**What to do**
Pick out each line in these entries that contains the string "content".

**Provided information**
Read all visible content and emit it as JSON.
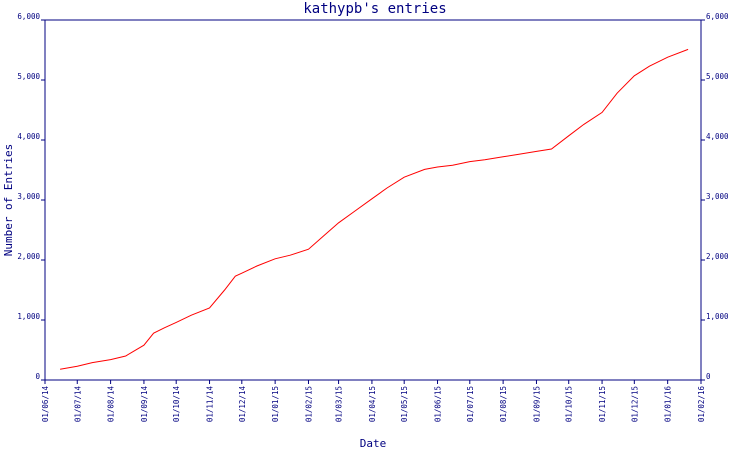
{
  "chart_data": {
    "type": "line",
    "title": "kathypb's entries",
    "xlabel": "Date",
    "ylabel": "Number of Entries",
    "x_tick_labels": [
      "01/06/14",
      "01/07/14",
      "01/08/14",
      "01/09/14",
      "01/10/14",
      "01/11/14",
      "01/12/14",
      "01/01/15",
      "01/02/15",
      "01/03/15",
      "01/04/15",
      "01/05/15",
      "01/06/15",
      "01/07/15",
      "01/08/15",
      "01/09/15",
      "01/10/15",
      "01/11/15",
      "01/12/15",
      "01/01/16",
      "01/02/16"
    ],
    "y_tick_labels": [
      "0",
      "1,000",
      "2,000",
      "3,000",
      "4,000",
      "5,000",
      "6,000"
    ],
    "y_ticks": [
      0,
      1000,
      2000,
      3000,
      4000,
      5000,
      6000
    ],
    "ylim": [
      0,
      6000
    ],
    "xlim": [
      "2014-06-01",
      "2016-02-01"
    ],
    "line_color": "#ff0000",
    "axis_color": "#000080",
    "grid": false,
    "series": [
      {
        "x": [
          "2014-06-15",
          "2014-07-01",
          "2014-07-15",
          "2014-08-01",
          "2014-08-15",
          "2014-09-01",
          "2014-09-10",
          "2014-09-20",
          "2014-10-01",
          "2014-10-15",
          "2014-11-01",
          "2014-11-15",
          "2014-11-25",
          "2014-12-01",
          "2014-12-15",
          "2015-01-01",
          "2015-01-15",
          "2015-02-01",
          "2015-02-15",
          "2015-03-01",
          "2015-03-15",
          "2015-04-01",
          "2015-04-15",
          "2015-05-01",
          "2015-05-20",
          "2015-06-01",
          "2015-06-15",
          "2015-07-01",
          "2015-07-15",
          "2015-08-01",
          "2015-08-15",
          "2015-09-01",
          "2015-09-15",
          "2015-10-01",
          "2015-10-15",
          "2015-11-01",
          "2015-11-15",
          "2015-12-01",
          "2015-12-15",
          "2016-01-01",
          "2016-01-20"
        ],
        "y": [
          180,
          230,
          290,
          340,
          400,
          580,
          780,
          870,
          960,
          1080,
          1200,
          1500,
          1730,
          1780,
          1900,
          2020,
          2080,
          2180,
          2400,
          2620,
          2800,
          3020,
          3200,
          3380,
          3510,
          3550,
          3580,
          3640,
          3670,
          3720,
          3760,
          3810,
          3850,
          4070,
          4260,
          4460,
          4780,
          5070,
          5230,
          5380,
          5510
        ]
      }
    ]
  }
}
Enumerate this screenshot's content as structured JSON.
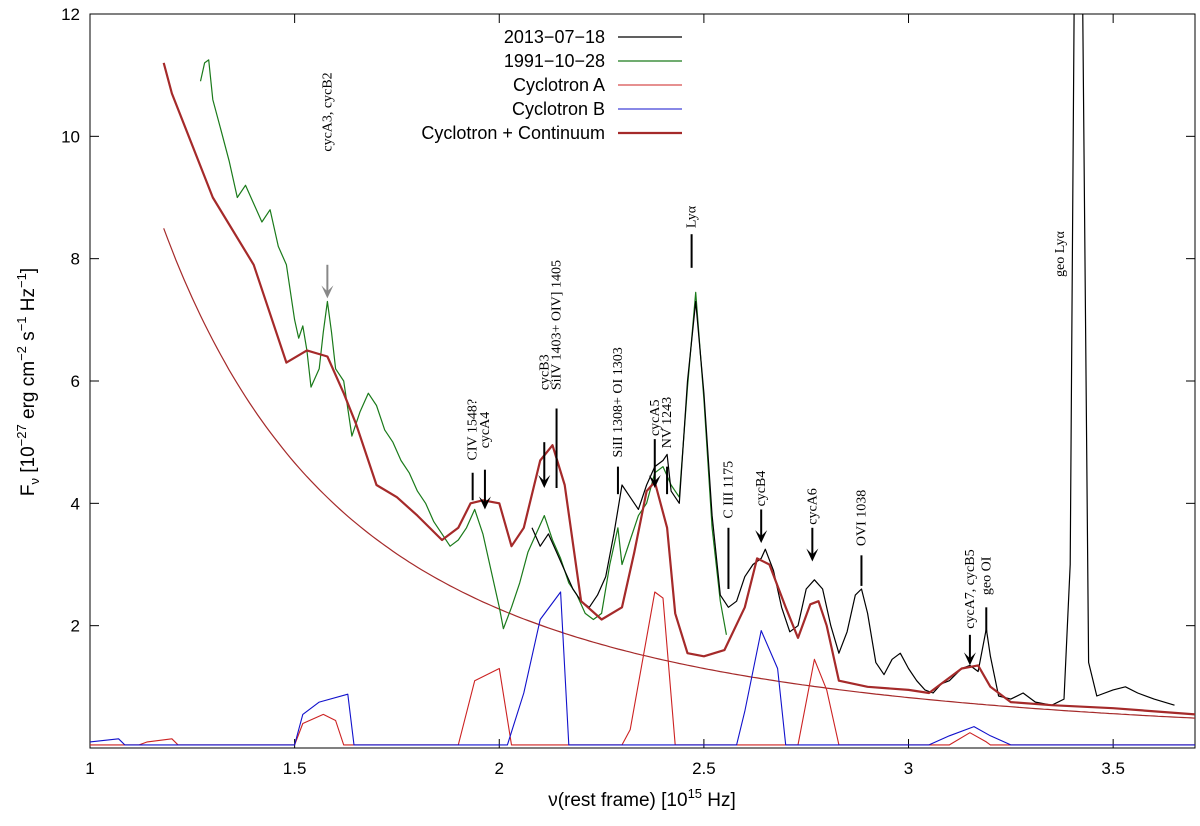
{
  "chart_data": {
    "type": "line",
    "xlabel_main": "ν(rest frame) [10",
    "xlabel_exp": "15",
    "xlabel_unit": " Hz]",
    "ylabel": {
      "p1": "F",
      "sub": "ν",
      "p2": " [10",
      "e1": "−27",
      "p3": " erg cm",
      "e2": "−2",
      "p4": " s",
      "e3": "−1",
      "p5": " Hz",
      "e4": "−1",
      "p6": "]"
    },
    "xlim": [
      1.0,
      3.7
    ],
    "ylim": [
      0,
      12
    ],
    "xticks": [
      1,
      1.5,
      2,
      2.5,
      3,
      3.5
    ],
    "xtick_labels": [
      "1",
      "1.5",
      "2",
      "2.5",
      "3",
      "3.5"
    ],
    "yticks": [
      2,
      4,
      6,
      8,
      10,
      12
    ],
    "ytick_labels": [
      "2",
      "4",
      "6",
      "8",
      "10",
      "12"
    ],
    "legend_position": "top-center",
    "series": [
      {
        "name": "2013−07−18",
        "color": "#000000",
        "width": 1.2,
        "points": [
          [
            2.08,
            3.6
          ],
          [
            2.1,
            3.3
          ],
          [
            2.12,
            3.5
          ],
          [
            2.14,
            3.2
          ],
          [
            2.16,
            2.9
          ],
          [
            2.18,
            2.6
          ],
          [
            2.2,
            2.4
          ],
          [
            2.22,
            2.3
          ],
          [
            2.24,
            2.5
          ],
          [
            2.26,
            2.8
          ],
          [
            2.28,
            3.5
          ],
          [
            2.3,
            4.3
          ],
          [
            2.32,
            4.1
          ],
          [
            2.34,
            3.9
          ],
          [
            2.36,
            4.3
          ],
          [
            2.38,
            4.6
          ],
          [
            2.4,
            4.7
          ],
          [
            2.41,
            4.8
          ],
          [
            2.42,
            4.2
          ],
          [
            2.44,
            4.0
          ],
          [
            2.46,
            6.0
          ],
          [
            2.48,
            7.3
          ],
          [
            2.5,
            5.8
          ],
          [
            2.52,
            3.8
          ],
          [
            2.54,
            2.5
          ],
          [
            2.56,
            2.3
          ],
          [
            2.58,
            2.4
          ],
          [
            2.6,
            2.8
          ],
          [
            2.62,
            3.0
          ],
          [
            2.64,
            3.1
          ],
          [
            2.65,
            3.25
          ],
          [
            2.67,
            2.9
          ],
          [
            2.69,
            2.3
          ],
          [
            2.71,
            1.9
          ],
          [
            2.73,
            2.0
          ],
          [
            2.75,
            2.6
          ],
          [
            2.77,
            2.75
          ],
          [
            2.79,
            2.6
          ],
          [
            2.81,
            2.0
          ],
          [
            2.83,
            1.55
          ],
          [
            2.85,
            1.9
          ],
          [
            2.87,
            2.5
          ],
          [
            2.885,
            2.6
          ],
          [
            2.9,
            2.2
          ],
          [
            2.92,
            1.4
          ],
          [
            2.94,
            1.2
          ],
          [
            2.96,
            1.45
          ],
          [
            2.98,
            1.55
          ],
          [
            3.0,
            1.3
          ],
          [
            3.02,
            1.1
          ],
          [
            3.04,
            0.95
          ],
          [
            3.06,
            0.9
          ],
          [
            3.08,
            1.05
          ],
          [
            3.1,
            1.1
          ],
          [
            3.13,
            1.3
          ],
          [
            3.15,
            1.35
          ],
          [
            3.17,
            1.25
          ],
          [
            3.19,
            1.95
          ],
          [
            3.2,
            1.5
          ],
          [
            3.22,
            0.85
          ],
          [
            3.25,
            0.8
          ],
          [
            3.28,
            0.9
          ],
          [
            3.31,
            0.75
          ],
          [
            3.35,
            0.7
          ],
          [
            3.38,
            0.8
          ],
          [
            3.395,
            3.0
          ],
          [
            3.405,
            12.5
          ],
          [
            3.425,
            12.5
          ],
          [
            3.44,
            1.4
          ],
          [
            3.46,
            0.85
          ],
          [
            3.5,
            0.95
          ],
          [
            3.53,
            1.0
          ],
          [
            3.56,
            0.9
          ],
          [
            3.6,
            0.8
          ],
          [
            3.65,
            0.7
          ]
        ]
      },
      {
        "name": "1991−10−28",
        "color": "#1a7a1a",
        "width": 1.2,
        "points": [
          [
            1.27,
            10.9
          ],
          [
            1.28,
            11.2
          ],
          [
            1.29,
            11.25
          ],
          [
            1.3,
            10.6
          ],
          [
            1.32,
            10.1
          ],
          [
            1.34,
            9.6
          ],
          [
            1.36,
            9.0
          ],
          [
            1.38,
            9.2
          ],
          [
            1.4,
            8.9
          ],
          [
            1.42,
            8.6
          ],
          [
            1.44,
            8.8
          ],
          [
            1.46,
            8.2
          ],
          [
            1.48,
            7.9
          ],
          [
            1.5,
            7.0
          ],
          [
            1.51,
            6.7
          ],
          [
            1.52,
            6.9
          ],
          [
            1.53,
            6.5
          ],
          [
            1.54,
            5.9
          ],
          [
            1.56,
            6.2
          ],
          [
            1.57,
            6.8
          ],
          [
            1.58,
            7.3
          ],
          [
            1.59,
            6.8
          ],
          [
            1.6,
            6.2
          ],
          [
            1.62,
            6.0
          ],
          [
            1.64,
            5.1
          ],
          [
            1.66,
            5.5
          ],
          [
            1.68,
            5.8
          ],
          [
            1.7,
            5.6
          ],
          [
            1.72,
            5.2
          ],
          [
            1.74,
            5.0
          ],
          [
            1.76,
            4.7
          ],
          [
            1.78,
            4.5
          ],
          [
            1.8,
            4.2
          ],
          [
            1.82,
            4.0
          ],
          [
            1.84,
            3.7
          ],
          [
            1.86,
            3.5
          ],
          [
            1.88,
            3.3
          ],
          [
            1.9,
            3.4
          ],
          [
            1.92,
            3.6
          ],
          [
            1.94,
            3.9
          ],
          [
            1.96,
            3.5
          ],
          [
            1.98,
            2.9
          ],
          [
            2.0,
            2.3
          ],
          [
            2.01,
            1.95
          ],
          [
            2.03,
            2.3
          ],
          [
            2.05,
            2.7
          ],
          [
            2.07,
            3.2
          ],
          [
            2.09,
            3.5
          ],
          [
            2.11,
            3.8
          ],
          [
            2.13,
            3.4
          ],
          [
            2.15,
            3.1
          ],
          [
            2.17,
            2.7
          ],
          [
            2.19,
            2.5
          ],
          [
            2.21,
            2.2
          ],
          [
            2.23,
            2.1
          ],
          [
            2.25,
            2.2
          ],
          [
            2.27,
            3.0
          ],
          [
            2.29,
            3.6
          ],
          [
            2.3,
            3.0
          ],
          [
            2.32,
            3.4
          ],
          [
            2.34,
            3.8
          ],
          [
            2.36,
            4.0
          ],
          [
            2.38,
            4.5
          ],
          [
            2.4,
            4.6
          ],
          [
            2.42,
            4.3
          ],
          [
            2.44,
            4.1
          ],
          [
            2.46,
            5.9
          ],
          [
            2.48,
            7.45
          ],
          [
            2.5,
            5.7
          ],
          [
            2.52,
            3.6
          ],
          [
            2.54,
            2.4
          ],
          [
            2.555,
            1.85
          ]
        ]
      },
      {
        "name": "Cyclotron A",
        "color": "#cc2222",
        "width": 1.1,
        "points": [
          [
            1.0,
            0.05
          ],
          [
            1.12,
            0.05
          ],
          [
            1.14,
            0.1
          ],
          [
            1.2,
            0.15
          ],
          [
            1.215,
            0.05
          ],
          [
            1.5,
            0.05
          ],
          [
            1.52,
            0.4
          ],
          [
            1.57,
            0.55
          ],
          [
            1.6,
            0.45
          ],
          [
            1.62,
            0.05
          ],
          [
            1.9,
            0.05
          ],
          [
            1.94,
            1.1
          ],
          [
            2.0,
            1.3
          ],
          [
            2.03,
            0.05
          ],
          [
            2.3,
            0.05
          ],
          [
            2.32,
            0.3
          ],
          [
            2.38,
            2.55
          ],
          [
            2.4,
            2.45
          ],
          [
            2.43,
            0.05
          ],
          [
            2.73,
            0.05
          ],
          [
            2.77,
            1.45
          ],
          [
            2.8,
            0.95
          ],
          [
            2.83,
            0.05
          ],
          [
            3.1,
            0.05
          ],
          [
            3.15,
            0.25
          ],
          [
            3.19,
            0.1
          ],
          [
            3.2,
            0.05
          ],
          [
            3.7,
            0.05
          ]
        ]
      },
      {
        "name": "Cyclotron B",
        "color": "#1111cc",
        "width": 1.1,
        "points": [
          [
            1.0,
            0.1
          ],
          [
            1.07,
            0.15
          ],
          [
            1.085,
            0.05
          ],
          [
            1.5,
            0.05
          ],
          [
            1.52,
            0.55
          ],
          [
            1.56,
            0.75
          ],
          [
            1.63,
            0.88
          ],
          [
            1.645,
            0.05
          ],
          [
            2.02,
            0.05
          ],
          [
            2.06,
            0.9
          ],
          [
            2.1,
            2.1
          ],
          [
            2.15,
            2.55
          ],
          [
            2.17,
            0.05
          ],
          [
            2.58,
            0.05
          ],
          [
            2.6,
            0.6
          ],
          [
            2.64,
            1.92
          ],
          [
            2.68,
            1.3
          ],
          [
            2.7,
            0.05
          ],
          [
            3.05,
            0.05
          ],
          [
            3.1,
            0.2
          ],
          [
            3.16,
            0.35
          ],
          [
            3.2,
            0.2
          ],
          [
            3.25,
            0.05
          ],
          [
            3.7,
            0.05
          ]
        ]
      },
      {
        "name": "Cyclotron + Continuum",
        "color": "#a52a2a",
        "width": 2.2,
        "points": [
          [
            1.18,
            11.2
          ],
          [
            1.2,
            10.7
          ],
          [
            1.3,
            9.0
          ],
          [
            1.4,
            7.9
          ],
          [
            1.48,
            6.3
          ],
          [
            1.53,
            6.5
          ],
          [
            1.58,
            6.4
          ],
          [
            1.62,
            5.8
          ],
          [
            1.65,
            5.3
          ],
          [
            1.7,
            4.3
          ],
          [
            1.75,
            4.1
          ],
          [
            1.8,
            3.8
          ],
          [
            1.86,
            3.4
          ],
          [
            1.9,
            3.6
          ],
          [
            1.93,
            4.0
          ],
          [
            1.96,
            4.05
          ],
          [
            2.0,
            4.0
          ],
          [
            2.03,
            3.3
          ],
          [
            2.06,
            3.6
          ],
          [
            2.1,
            4.7
          ],
          [
            2.13,
            4.95
          ],
          [
            2.16,
            4.3
          ],
          [
            2.2,
            2.4
          ],
          [
            2.25,
            2.1
          ],
          [
            2.3,
            2.3
          ],
          [
            2.33,
            3.2
          ],
          [
            2.36,
            4.2
          ],
          [
            2.38,
            4.35
          ],
          [
            2.41,
            3.6
          ],
          [
            2.43,
            2.2
          ],
          [
            2.46,
            1.55
          ],
          [
            2.5,
            1.5
          ],
          [
            2.55,
            1.6
          ],
          [
            2.6,
            2.3
          ],
          [
            2.63,
            3.1
          ],
          [
            2.66,
            3.0
          ],
          [
            2.7,
            2.3
          ],
          [
            2.73,
            1.8
          ],
          [
            2.76,
            2.35
          ],
          [
            2.78,
            2.4
          ],
          [
            2.8,
            2.0
          ],
          [
            2.83,
            1.1
          ],
          [
            2.9,
            1.0
          ],
          [
            3.0,
            0.95
          ],
          [
            3.05,
            0.9
          ],
          [
            3.08,
            1.05
          ],
          [
            3.13,
            1.3
          ],
          [
            3.17,
            1.35
          ],
          [
            3.2,
            1.0
          ],
          [
            3.25,
            0.75
          ],
          [
            3.35,
            0.7
          ],
          [
            3.5,
            0.65
          ],
          [
            3.7,
            0.55
          ]
        ]
      },
      {
        "name": "continuum",
        "color": "#a52a2a",
        "width": 1.2,
        "legend": false,
        "model": "power-law",
        "A": 12.85,
        "exponent": -2.5
      }
    ],
    "annotations": [
      {
        "text": "cycA3, cycB2",
        "x": 1.58,
        "label_y": 9.75,
        "mark": "arrow",
        "mark_color": "#888888",
        "top": 7.9,
        "bottom": 7.35
      },
      {
        "text": "CIV 1548?",
        "x": 1.935,
        "label_y": 4.7,
        "mark": "line",
        "top": 4.5,
        "bottom": 4.05
      },
      {
        "text": "cycA4",
        "x": 1.965,
        "label_y": 4.9,
        "mark": "arrow",
        "top": 4.55,
        "bottom": 3.9
      },
      {
        "text": "cycB3",
        "x": 2.11,
        "label_y": 5.85,
        "mark": "arrow",
        "top": 5.0,
        "bottom": 4.25
      },
      {
        "text": "SiIV 1403+ OIV] 1405",
        "x": 2.14,
        "label_y": 5.85,
        "mark": "line",
        "top": 5.55,
        "bottom": 4.25
      },
      {
        "text": "SiII 1308+ OI 1303",
        "x": 2.29,
        "label_y": 4.75,
        "mark": "line",
        "top": 4.6,
        "bottom": 4.15
      },
      {
        "text": "cycA5",
        "x": 2.38,
        "label_y": 5.1,
        "mark": "arrow",
        "top": 5.05,
        "bottom": 4.25
      },
      {
        "text": "NV 1243",
        "x": 2.41,
        "label_y": 4.9,
        "mark": "line",
        "top": 4.6,
        "bottom": 4.15
      },
      {
        "text": "Lyα",
        "x": 2.47,
        "label_y": 8.5,
        "mark": "line",
        "top": 8.4,
        "bottom": 7.85
      },
      {
        "text": "C III 1175",
        "x": 2.56,
        "label_y": 3.75,
        "mark": "line",
        "top": 3.6,
        "bottom": 2.6
      },
      {
        "text": "cycB4",
        "x": 2.64,
        "label_y": 3.95,
        "mark": "arrow",
        "top": 3.9,
        "bottom": 3.35
      },
      {
        "text": "cycA6",
        "x": 2.765,
        "label_y": 3.65,
        "mark": "arrow",
        "top": 3.6,
        "bottom": 3.05
      },
      {
        "text": "OVI 1038",
        "x": 2.885,
        "label_y": 3.3,
        "mark": "line",
        "top": 3.15,
        "bottom": 2.65
      },
      {
        "text": "cycA7, cycB5",
        "x": 3.15,
        "label_y": 1.95,
        "mark": "arrow",
        "top": 1.85,
        "bottom": 1.35
      },
      {
        "text": "geo OI",
        "x": 3.19,
        "label_y": 2.5,
        "mark": "line",
        "top": 2.3,
        "bottom": 1.9
      },
      {
        "text": "geo Lyα",
        "x": 3.37,
        "label_y": 7.7,
        "mark": "none",
        "top": 0,
        "bottom": 0
      }
    ]
  }
}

**Output of the task**
Read all visible content and emit it as JSON.
Enumerate this screenshot's content as structured JSON.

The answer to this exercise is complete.